Exercise description: Keep only the lines of the data below that contain "discuss", and copy them.

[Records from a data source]
[BEGIN]

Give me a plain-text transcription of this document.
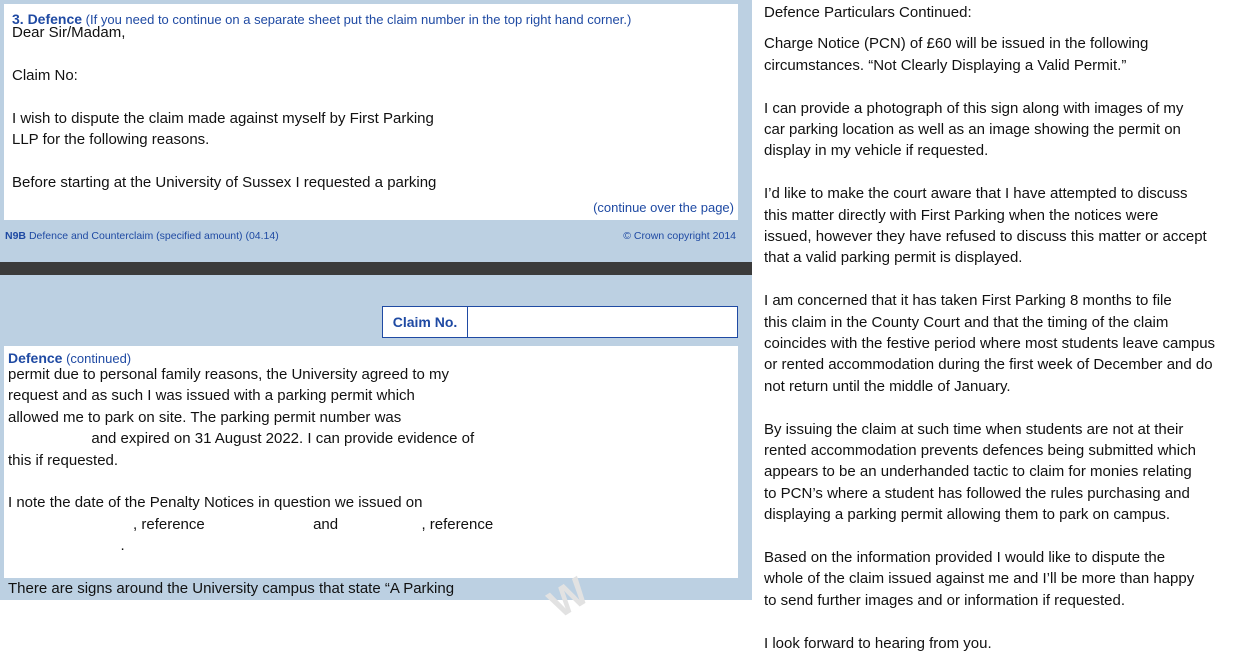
3. Defence (If you need to continue on a separate sheet put the claim number in the top right hand corner.)
Dear Sir/Madam,
Claim No:
I wish to dispute the claim made against myself by First Parking
LLP for the following reasons.
Before starting at the University of Sussex I requested a parking
(continue over the page)
N9B Defence and Counterclaim (specified amount) (04.14)	© Crown copyright 2014
Claim No.
Defence (continued)
permit due to personal family reasons, the University agreed to my
request and as such I was issued with a parking permit which
allowed me to park on site. The parking permit number was
and expired on 31 August 2022. I can provide evidence of
this if requested.
I note the date of the Penalty Notices in question we issued on
, reference                          and                    , reference
.
There are signs around the University campus that state “A Parking W

Defence Particulars Continued:

Charge Notice (PCN) of £60 will be issued in the following
circumstances. “Not Clearly Displaying a Valid Permit.”

I can provide a photograph of this sign along with images of my
car parking location as well as an image showing the permit on
display in my vehicle if requested.

I’d like to make the court aware that I have attempted to discuss
this matter directly with First Parking when the notices were
issued, however they have refused to discuss this matter or accept
that a valid parking permit is displayed.

I am concerned that it has taken First Parking 8 months to file
this claim in the County Court and that the timing of the claim
coincides with the festive period where most students leave campus
or rented accommodation during the first week of December and do
not return until the middle of January.

By issuing the claim at such time when students are not at their
rented accommodation prevents defences being submitted which
appears to be an underhanded tactic to claim for monies relating
to PCN’s where a student has followed the rules purchasing and
displaying a parking permit allowing them to park on campus.

Based on the information provided I would like to dispute the
whole of the claim issued against me and I’ll be more than happy
to send further images and or information if requested.

I look forward to hearing from you.
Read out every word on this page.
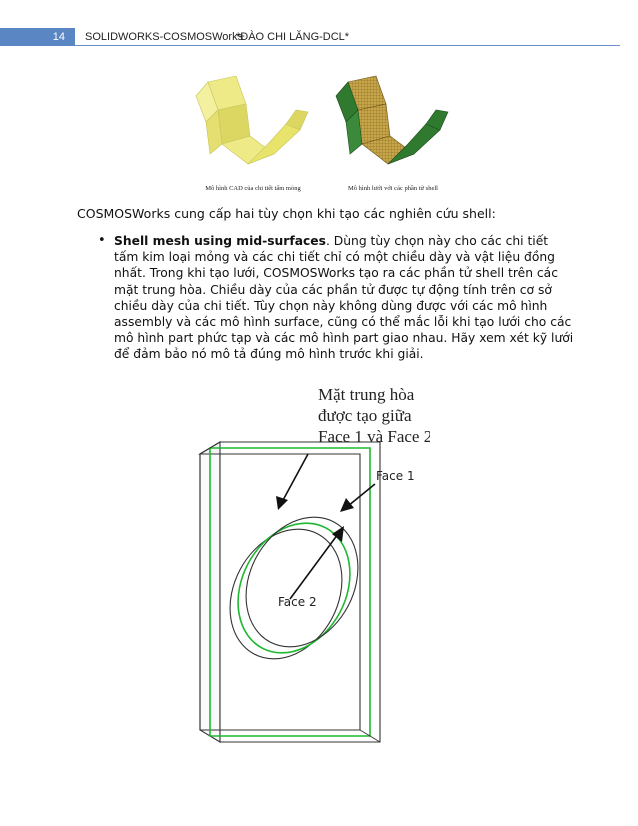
14	SOLIDWORKS-COSMOSWorks
*ĐÀO CHI LĂNG-DCL*
Mô hình CAD của chi tiết tấm mỏng	Mô hình lưới với các phần tử shell
COSMOSWorks cung cấp hai tùy chọn khi tạo các nghiên cứu shell:
• Shell mesh using mid-surfaces. Dùng tùy chọn này cho các chi tiết tấm kim loại mỏng và các chi tiết chỉ có một chiều dày và vật liệu đồng nhất. Trong khi tạo lưới, COSMOSWorks tạo ra các phần tử shell trên các mặt trung hòa. Chiều dày của các phần tử được tự động tính trên cơ sở chiều dày của chi tiết. Tùy chọn này không dùng được với các mô hình assembly và các mô hình surface, cũng có thể mắc lỗi khi tạo lưới cho các mô hình part phức tạp và các mô hình part giao nhau. Hãy xem xét kỹ lưới để đảm bảo nó mô tả đúng mô hình trước khi giải.
Mặt trung hòa
được tạo giữa
Face 1 và Face 2
Face 1
Face 2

[END]

Completed exercise:
I’d like to make the court aware that I have attempted to discuss
issued, however they have refused to discuss this matter or accept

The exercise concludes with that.